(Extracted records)
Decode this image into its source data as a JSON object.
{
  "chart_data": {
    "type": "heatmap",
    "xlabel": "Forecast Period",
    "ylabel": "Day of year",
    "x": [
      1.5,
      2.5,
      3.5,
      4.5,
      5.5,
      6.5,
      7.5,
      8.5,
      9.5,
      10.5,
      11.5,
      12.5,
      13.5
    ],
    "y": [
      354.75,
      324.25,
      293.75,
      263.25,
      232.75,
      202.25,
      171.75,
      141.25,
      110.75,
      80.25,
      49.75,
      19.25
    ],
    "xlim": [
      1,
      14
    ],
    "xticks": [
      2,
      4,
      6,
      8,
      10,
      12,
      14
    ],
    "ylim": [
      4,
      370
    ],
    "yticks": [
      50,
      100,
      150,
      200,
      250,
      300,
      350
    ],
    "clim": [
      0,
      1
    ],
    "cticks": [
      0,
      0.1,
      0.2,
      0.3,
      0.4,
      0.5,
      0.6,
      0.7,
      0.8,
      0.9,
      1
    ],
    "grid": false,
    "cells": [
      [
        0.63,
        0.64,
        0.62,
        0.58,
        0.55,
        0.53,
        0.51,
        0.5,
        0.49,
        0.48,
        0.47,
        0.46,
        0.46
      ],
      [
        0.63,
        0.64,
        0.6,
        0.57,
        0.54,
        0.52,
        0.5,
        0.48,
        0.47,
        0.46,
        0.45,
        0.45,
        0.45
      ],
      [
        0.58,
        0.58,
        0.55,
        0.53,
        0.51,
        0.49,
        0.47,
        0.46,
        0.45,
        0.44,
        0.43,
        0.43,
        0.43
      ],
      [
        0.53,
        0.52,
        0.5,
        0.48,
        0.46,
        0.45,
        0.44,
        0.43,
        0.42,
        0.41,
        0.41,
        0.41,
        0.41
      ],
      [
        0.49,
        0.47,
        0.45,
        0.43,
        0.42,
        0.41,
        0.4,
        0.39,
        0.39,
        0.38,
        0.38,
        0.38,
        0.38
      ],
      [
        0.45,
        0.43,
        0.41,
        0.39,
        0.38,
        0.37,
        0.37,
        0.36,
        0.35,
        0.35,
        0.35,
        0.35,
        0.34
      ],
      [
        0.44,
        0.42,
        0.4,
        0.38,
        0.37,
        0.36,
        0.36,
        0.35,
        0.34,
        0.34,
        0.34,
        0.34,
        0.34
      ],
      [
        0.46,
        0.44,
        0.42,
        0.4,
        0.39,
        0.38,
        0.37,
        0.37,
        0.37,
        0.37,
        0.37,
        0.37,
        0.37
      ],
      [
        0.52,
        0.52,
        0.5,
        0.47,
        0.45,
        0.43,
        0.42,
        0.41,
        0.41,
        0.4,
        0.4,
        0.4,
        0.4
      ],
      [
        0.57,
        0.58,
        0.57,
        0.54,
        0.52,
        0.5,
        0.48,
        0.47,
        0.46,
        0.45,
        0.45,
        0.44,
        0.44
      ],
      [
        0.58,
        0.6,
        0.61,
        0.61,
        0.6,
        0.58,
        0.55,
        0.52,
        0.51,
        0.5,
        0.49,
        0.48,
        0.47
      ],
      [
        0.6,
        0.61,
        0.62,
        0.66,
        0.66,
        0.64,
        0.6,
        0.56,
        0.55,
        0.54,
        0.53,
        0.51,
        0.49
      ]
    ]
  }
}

▶ **WHAT NEEDS TO BE DONE**: Copy the material above verbatim.

▶ **ANSWER**:
Decode this image into its source data as a JSON object.
{
  "chart_data": {
    "type": "heatmap",
    "xlabel": "Forecast Period",
    "ylabel": "Day of year",
    "x": [
      1.5,
      2.5,
      3.5,
      4.5,
      5.5,
      6.5,
      7.5,
      8.5,
      9.5,
      10.5,
      11.5,
      12.5,
      13.5
    ],
    "y": [
      354.75,
      324.25,
      293.75,
      263.25,
      232.75,
      202.25,
      171.75,
      141.25,
      110.75,
      80.25,
      49.75,
      19.25
    ],
    "xlim": [
      1,
      14
    ],
    "xticks": [
      2,
      4,
      6,
      8,
      10,
      12,
      14
    ],
    "ylim": [
      4,
      370
    ],
    "yticks": [
      50,
      100,
      150,
      200,
      250,
      300,
      350
    ],
    "clim": [
      0,
      1
    ],
    "cticks": [
      0,
      0.1,
      0.2,
      0.3,
      0.4,
      0.5,
      0.6,
      0.7,
      0.8,
      0.9,
      1
    ],
    "grid": false,
    "cells": [
      [
        0.63,
        0.64,
        0.62,
        0.58,
        0.55,
        0.53,
        0.51,
        0.5,
        0.49,
        0.48,
        0.47,
        0.46,
        0.46
      ],
      [
        0.63,
        0.64,
        0.6,
        0.57,
        0.54,
        0.52,
        0.5,
        0.48,
        0.47,
        0.46,
        0.45,
        0.45,
        0.45
      ],
      [
        0.58,
        0.58,
        0.55,
        0.53,
        0.51,
        0.49,
        0.47,
        0.46,
        0.45,
        0.44,
        0.43,
        0.43,
        0.43
      ],
      [
        0.53,
        0.52,
        0.5,
        0.48,
        0.46,
        0.45,
        0.44,
        0.43,
        0.42,
        0.41,
        0.41,
        0.41,
        0.41
      ],
      [
        0.49,
        0.47,
        0.45,
        0.43,
        0.42,
        0.41,
        0.4,
        0.39,
        0.39,
        0.38,
        0.38,
        0.38,
        0.38
      ],
      [
        0.45,
        0.43,
        0.41,
        0.39,
        0.38,
        0.37,
        0.37,
        0.36,
        0.35,
        0.35,
        0.35,
        0.35,
        0.34
      ],
      [
        0.44,
        0.42,
        0.4,
        0.38,
        0.37,
        0.36,
        0.36,
        0.35,
        0.34,
        0.34,
        0.34,
        0.34,
        0.34
      ],
      [
        0.46,
        0.44,
        0.42,
        0.4,
        0.39,
        0.38,
        0.37,
        0.37,
        0.37,
        0.37,
        0.37,
        0.37,
        0.37
      ],
      [
        0.52,
        0.52,
        0.5,
        0.47,
        0.45,
        0.43,
        0.42,
        0.41,
        0.41,
        0.4,
        0.4,
        0.4,
        0.4
      ],
      [
        0.57,
        0.58,
        0.57,
        0.54,
        0.52,
        0.5,
        0.48,
        0.47,
        0.46,
        0.45,
        0.45,
        0.44,
        0.44
      ],
      [
        0.58,
        0.6,
        0.61,
        0.61,
        0.6,
        0.58,
        0.55,
        0.52,
        0.51,
        0.5,
        0.49,
        0.48,
        0.47
      ],
      [
        0.6,
        0.61,
        0.62,
        0.66,
        0.66,
        0.64,
        0.6,
        0.56,
        0.55,
        0.54,
        0.53,
        0.51,
        0.49
      ]
    ]
  }
}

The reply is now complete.